**EXERCISE BRIEF**.
Gather all lines from the material that contain the word "number".

· · · · · · ·

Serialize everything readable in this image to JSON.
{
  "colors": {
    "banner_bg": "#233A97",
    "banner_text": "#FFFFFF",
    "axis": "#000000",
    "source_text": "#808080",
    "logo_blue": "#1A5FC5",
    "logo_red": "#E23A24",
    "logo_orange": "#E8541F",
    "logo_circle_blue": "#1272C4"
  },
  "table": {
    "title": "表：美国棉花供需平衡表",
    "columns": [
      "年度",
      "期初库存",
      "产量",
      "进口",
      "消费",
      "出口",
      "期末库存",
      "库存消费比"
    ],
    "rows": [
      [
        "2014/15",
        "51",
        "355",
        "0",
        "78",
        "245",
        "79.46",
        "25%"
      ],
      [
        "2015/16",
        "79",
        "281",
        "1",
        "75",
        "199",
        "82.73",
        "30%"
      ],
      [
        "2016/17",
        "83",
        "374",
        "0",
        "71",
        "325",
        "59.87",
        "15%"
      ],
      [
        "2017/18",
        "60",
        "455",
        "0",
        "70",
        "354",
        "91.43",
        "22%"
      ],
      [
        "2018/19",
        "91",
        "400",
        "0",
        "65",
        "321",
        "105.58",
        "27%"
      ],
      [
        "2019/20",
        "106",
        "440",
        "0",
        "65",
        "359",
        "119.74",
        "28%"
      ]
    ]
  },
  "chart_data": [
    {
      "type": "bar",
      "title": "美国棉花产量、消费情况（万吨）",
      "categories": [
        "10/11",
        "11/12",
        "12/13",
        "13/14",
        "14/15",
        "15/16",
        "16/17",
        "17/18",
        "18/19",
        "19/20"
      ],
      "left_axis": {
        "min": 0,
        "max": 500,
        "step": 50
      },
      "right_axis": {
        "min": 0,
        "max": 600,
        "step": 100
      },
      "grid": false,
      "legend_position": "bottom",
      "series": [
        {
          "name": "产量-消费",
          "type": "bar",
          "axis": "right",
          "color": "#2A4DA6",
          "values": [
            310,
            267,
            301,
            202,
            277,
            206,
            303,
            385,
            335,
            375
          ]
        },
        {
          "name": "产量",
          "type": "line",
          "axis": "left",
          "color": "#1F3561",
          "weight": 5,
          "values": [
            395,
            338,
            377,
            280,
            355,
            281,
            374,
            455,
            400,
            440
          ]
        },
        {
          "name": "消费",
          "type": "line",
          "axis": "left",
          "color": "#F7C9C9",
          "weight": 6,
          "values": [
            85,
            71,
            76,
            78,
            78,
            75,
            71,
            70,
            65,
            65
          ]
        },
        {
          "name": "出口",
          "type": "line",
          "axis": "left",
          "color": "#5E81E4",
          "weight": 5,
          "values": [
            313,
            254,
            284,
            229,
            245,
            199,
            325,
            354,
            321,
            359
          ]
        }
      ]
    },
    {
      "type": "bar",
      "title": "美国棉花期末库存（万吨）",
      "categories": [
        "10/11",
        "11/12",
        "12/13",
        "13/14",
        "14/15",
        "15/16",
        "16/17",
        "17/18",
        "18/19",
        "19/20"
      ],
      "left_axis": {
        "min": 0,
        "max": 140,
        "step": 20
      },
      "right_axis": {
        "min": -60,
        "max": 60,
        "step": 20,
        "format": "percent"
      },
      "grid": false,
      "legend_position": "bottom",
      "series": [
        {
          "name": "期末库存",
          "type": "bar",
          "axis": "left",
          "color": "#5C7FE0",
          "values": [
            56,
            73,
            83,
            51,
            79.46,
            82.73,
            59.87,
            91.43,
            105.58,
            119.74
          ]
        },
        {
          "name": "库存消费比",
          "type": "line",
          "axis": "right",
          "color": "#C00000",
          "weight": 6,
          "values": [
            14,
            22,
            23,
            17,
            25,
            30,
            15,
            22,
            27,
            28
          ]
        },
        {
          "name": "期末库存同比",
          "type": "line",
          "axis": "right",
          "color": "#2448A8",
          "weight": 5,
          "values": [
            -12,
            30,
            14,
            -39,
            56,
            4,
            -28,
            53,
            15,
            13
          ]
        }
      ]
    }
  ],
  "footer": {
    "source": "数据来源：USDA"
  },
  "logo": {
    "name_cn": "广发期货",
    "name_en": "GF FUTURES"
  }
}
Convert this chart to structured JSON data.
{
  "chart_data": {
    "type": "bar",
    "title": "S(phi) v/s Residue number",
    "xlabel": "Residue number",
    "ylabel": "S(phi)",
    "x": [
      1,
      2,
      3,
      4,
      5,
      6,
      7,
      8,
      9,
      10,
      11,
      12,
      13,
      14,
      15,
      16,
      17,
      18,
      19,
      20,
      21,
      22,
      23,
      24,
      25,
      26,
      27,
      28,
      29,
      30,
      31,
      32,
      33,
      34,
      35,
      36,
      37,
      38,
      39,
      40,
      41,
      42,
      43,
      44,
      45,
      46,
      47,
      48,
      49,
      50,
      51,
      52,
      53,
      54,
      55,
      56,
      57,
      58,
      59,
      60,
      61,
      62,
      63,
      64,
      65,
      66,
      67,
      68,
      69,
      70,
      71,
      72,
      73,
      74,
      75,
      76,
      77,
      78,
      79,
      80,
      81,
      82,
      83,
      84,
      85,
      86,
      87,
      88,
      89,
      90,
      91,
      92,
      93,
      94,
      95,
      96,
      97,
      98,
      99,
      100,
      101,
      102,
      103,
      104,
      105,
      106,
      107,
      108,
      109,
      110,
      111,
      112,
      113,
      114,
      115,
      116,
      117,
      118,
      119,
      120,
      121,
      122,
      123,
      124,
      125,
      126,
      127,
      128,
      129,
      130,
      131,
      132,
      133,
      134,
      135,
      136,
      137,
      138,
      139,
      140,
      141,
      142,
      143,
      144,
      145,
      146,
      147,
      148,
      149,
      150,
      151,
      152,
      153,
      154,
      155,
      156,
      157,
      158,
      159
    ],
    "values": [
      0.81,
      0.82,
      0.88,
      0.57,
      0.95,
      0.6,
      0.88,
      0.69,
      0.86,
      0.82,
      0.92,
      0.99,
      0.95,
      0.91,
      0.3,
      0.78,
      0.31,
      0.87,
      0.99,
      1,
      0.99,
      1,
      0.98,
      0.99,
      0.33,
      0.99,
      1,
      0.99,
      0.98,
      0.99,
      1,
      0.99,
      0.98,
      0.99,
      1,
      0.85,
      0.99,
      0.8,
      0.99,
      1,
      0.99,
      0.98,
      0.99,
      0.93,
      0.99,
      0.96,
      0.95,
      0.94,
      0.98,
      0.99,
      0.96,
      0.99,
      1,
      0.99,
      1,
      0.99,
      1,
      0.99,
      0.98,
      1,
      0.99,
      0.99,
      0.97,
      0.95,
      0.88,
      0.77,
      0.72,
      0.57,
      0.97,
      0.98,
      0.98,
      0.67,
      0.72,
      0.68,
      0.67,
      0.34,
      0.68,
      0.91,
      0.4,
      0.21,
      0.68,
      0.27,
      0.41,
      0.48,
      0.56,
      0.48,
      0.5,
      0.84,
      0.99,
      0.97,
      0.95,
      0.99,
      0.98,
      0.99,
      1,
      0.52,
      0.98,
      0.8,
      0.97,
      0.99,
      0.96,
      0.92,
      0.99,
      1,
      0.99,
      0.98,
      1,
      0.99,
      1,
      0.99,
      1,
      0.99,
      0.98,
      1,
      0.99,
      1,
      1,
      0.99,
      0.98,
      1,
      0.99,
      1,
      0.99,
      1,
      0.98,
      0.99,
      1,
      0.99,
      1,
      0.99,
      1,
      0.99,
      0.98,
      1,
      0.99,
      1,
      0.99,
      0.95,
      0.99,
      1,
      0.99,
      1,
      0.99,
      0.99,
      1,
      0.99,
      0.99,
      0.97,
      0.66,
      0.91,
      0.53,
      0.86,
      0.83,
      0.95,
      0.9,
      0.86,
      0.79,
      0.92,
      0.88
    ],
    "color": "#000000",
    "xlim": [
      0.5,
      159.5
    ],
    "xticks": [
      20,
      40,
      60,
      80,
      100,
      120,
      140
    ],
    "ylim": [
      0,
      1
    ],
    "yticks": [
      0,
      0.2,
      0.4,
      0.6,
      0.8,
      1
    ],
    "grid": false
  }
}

· · · · · · ·

**SOLUTION**.
    "title": "S(phi) v/s Residue number",
    "xlabel": "Residue number",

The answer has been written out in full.